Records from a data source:
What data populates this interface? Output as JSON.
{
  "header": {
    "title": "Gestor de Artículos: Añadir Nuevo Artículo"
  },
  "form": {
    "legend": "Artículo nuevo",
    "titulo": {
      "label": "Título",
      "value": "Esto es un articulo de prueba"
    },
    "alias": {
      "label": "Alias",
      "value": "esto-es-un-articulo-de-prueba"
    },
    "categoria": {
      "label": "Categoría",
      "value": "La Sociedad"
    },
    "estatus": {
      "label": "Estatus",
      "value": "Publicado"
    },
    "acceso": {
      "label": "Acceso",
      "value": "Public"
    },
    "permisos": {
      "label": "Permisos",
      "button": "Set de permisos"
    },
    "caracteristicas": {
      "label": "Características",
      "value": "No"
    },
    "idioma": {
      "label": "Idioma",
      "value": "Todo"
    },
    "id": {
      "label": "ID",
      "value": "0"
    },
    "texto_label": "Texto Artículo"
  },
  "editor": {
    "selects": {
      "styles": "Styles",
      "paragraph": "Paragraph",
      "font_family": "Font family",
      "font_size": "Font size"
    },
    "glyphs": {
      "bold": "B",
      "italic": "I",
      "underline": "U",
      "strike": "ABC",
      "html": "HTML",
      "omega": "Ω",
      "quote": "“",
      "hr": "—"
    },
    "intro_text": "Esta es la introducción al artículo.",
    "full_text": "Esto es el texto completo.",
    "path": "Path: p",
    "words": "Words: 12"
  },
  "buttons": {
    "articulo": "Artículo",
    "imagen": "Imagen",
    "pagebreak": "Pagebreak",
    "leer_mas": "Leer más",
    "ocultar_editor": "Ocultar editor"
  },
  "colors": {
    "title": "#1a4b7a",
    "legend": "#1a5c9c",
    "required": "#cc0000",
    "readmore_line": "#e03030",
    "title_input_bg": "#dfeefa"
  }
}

WORK TO BE COMPLETED:
Say how many lines hold the word "articulo", giving the number and nothing else.

ANSWER IN FULL:
3